> **CONSIGNES**
Veuillez recopier à l'identique, dans le texte extrait, le passage allant de « Un père donne » jusqu'à « gagner sa vie. ».

Un père donne son bien à son fils, à la charge de lui payer pension ; le fils vend la terre à un troisième, enfin la terre est mise au Shérif par le Seigneur qui n’a pas reçu les lods ; le Seigneur reprend la propriété qui ne va pas au montant des lods ; il en résulte que le pauvre donateur, dépouillé de tous ses droits, perd sa pension, et sur ses vieux jours, se trouve dans le chemin avec une partie de sa famille, sans pain et sans force pour gagner sa vie.

> **Enregistrements sources**
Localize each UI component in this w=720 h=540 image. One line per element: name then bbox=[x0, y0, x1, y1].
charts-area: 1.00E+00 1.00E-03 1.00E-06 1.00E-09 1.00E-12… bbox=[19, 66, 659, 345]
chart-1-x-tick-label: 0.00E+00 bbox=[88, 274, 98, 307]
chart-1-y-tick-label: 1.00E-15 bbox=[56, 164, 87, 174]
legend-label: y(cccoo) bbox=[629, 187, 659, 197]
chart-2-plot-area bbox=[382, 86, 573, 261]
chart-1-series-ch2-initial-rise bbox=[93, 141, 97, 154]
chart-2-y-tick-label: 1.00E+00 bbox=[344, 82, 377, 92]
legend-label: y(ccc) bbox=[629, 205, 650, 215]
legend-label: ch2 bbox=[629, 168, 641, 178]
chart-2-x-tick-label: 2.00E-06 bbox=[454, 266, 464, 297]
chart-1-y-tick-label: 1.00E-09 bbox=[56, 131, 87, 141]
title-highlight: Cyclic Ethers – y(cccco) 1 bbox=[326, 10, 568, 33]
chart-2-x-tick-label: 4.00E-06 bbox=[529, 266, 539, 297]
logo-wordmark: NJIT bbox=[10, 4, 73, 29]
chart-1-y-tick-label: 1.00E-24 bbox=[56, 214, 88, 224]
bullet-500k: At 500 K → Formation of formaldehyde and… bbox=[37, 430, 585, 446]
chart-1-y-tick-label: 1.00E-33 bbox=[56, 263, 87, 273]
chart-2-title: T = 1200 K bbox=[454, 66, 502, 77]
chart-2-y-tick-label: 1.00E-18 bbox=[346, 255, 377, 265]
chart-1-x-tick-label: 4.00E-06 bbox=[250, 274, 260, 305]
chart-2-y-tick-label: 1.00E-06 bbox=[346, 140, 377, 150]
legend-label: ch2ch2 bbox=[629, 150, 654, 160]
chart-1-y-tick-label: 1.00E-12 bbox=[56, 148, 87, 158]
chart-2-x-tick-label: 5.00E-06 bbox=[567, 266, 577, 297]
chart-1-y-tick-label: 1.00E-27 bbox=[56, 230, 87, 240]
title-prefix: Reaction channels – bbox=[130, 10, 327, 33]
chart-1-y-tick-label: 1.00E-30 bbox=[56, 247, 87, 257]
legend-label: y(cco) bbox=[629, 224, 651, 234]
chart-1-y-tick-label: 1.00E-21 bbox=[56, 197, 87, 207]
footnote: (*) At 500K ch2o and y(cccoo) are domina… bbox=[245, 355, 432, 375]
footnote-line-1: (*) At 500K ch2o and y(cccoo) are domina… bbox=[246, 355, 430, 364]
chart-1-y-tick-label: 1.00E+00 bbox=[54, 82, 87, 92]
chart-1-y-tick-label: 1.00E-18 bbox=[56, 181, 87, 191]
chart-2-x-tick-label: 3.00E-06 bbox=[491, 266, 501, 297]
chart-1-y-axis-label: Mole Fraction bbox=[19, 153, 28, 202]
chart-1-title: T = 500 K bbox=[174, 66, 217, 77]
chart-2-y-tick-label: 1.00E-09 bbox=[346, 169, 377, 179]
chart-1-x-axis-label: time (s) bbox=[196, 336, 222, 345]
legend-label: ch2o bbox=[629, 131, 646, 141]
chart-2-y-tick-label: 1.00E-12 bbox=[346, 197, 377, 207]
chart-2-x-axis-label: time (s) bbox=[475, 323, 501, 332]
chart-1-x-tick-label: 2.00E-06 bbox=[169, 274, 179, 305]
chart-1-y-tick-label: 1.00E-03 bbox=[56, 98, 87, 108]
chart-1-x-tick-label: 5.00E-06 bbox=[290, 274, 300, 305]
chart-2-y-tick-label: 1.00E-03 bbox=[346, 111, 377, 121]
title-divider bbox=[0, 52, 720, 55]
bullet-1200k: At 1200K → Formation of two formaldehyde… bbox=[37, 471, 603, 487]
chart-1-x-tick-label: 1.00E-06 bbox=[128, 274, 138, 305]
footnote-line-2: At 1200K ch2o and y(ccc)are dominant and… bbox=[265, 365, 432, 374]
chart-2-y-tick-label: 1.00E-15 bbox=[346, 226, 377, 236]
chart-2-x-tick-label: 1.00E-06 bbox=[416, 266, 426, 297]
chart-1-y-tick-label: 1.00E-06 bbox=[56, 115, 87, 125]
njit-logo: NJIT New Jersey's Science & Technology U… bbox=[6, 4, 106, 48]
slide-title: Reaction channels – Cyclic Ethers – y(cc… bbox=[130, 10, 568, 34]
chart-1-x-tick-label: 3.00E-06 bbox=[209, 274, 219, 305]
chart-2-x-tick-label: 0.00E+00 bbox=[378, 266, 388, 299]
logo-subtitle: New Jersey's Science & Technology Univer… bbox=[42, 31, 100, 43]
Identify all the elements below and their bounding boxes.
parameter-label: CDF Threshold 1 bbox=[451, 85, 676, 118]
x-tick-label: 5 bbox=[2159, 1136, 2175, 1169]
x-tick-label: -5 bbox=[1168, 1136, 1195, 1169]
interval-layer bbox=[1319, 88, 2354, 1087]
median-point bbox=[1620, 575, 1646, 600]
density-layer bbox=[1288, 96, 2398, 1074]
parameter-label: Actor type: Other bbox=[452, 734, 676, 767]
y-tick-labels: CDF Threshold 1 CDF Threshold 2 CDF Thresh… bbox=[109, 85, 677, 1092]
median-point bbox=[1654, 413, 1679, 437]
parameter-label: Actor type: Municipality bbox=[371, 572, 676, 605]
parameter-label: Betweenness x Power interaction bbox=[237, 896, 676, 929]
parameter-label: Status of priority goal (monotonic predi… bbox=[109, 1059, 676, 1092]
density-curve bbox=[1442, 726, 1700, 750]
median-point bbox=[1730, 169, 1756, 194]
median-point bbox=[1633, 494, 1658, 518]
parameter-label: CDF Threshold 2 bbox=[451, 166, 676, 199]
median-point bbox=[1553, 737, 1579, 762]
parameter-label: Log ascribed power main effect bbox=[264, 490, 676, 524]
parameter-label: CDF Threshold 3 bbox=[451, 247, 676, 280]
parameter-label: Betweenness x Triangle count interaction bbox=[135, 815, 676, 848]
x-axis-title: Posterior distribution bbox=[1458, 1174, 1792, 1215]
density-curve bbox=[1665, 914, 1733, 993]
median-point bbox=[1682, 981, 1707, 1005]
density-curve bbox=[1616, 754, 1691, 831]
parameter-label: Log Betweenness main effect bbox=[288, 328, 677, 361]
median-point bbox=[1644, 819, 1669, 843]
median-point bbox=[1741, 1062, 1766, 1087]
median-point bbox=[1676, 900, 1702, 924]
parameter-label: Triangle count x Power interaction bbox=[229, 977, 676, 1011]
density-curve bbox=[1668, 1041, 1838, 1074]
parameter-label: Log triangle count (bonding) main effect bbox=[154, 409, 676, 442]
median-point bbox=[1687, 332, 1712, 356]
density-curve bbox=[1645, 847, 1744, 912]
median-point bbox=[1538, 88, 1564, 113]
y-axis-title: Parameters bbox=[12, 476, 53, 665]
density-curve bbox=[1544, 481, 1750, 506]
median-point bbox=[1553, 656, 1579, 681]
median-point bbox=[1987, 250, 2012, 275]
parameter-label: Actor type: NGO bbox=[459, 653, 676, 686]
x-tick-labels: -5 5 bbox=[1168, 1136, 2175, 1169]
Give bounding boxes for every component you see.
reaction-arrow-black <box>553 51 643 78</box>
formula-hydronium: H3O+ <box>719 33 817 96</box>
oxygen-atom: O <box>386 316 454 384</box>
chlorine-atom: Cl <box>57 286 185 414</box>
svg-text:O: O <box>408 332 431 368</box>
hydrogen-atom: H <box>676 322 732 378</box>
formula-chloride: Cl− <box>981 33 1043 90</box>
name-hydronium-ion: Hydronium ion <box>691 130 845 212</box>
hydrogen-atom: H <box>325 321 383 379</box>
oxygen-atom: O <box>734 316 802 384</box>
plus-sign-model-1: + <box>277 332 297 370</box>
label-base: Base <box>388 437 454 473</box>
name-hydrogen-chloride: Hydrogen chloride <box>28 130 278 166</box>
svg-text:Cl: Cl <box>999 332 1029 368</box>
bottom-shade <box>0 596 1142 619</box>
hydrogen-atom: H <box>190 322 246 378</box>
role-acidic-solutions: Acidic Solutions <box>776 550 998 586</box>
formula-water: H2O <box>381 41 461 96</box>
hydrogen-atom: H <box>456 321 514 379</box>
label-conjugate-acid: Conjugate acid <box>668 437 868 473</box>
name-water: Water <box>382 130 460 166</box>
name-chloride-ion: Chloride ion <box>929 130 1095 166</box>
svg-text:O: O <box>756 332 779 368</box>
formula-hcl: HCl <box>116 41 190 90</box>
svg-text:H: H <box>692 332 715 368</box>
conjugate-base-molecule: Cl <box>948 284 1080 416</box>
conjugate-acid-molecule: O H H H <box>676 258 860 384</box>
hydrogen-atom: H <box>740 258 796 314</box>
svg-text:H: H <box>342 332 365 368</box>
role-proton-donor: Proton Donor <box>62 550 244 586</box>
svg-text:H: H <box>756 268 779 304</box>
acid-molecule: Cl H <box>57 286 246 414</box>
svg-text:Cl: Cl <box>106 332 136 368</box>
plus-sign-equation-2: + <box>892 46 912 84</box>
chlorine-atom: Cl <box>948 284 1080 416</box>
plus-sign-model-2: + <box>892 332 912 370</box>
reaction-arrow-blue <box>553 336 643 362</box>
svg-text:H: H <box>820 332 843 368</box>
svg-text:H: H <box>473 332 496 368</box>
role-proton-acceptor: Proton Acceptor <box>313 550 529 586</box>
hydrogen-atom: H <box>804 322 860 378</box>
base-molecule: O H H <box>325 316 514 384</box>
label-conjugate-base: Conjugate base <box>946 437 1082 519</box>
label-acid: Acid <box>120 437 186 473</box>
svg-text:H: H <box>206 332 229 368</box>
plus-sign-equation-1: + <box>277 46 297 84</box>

> **SOLUTION DU PROBLÈME**
Un père donne son bien à son fils, à la charge de lui payer pension ; le fils vend la terre à un troisième, enfin la terre est mise au Shérif par le Seigneur qui n’a pas reçu les lods ; le Seigneur reprend la propriété qui ne va pas au montant des lods ; il en résulte que le pauvre donateur, dépouillé de tous ses droits, perd sa pension, et sur ses vieux jours, se trouve dans le chemin avec une partie de sa famille, sans pain et sans force pour gagner sa vie.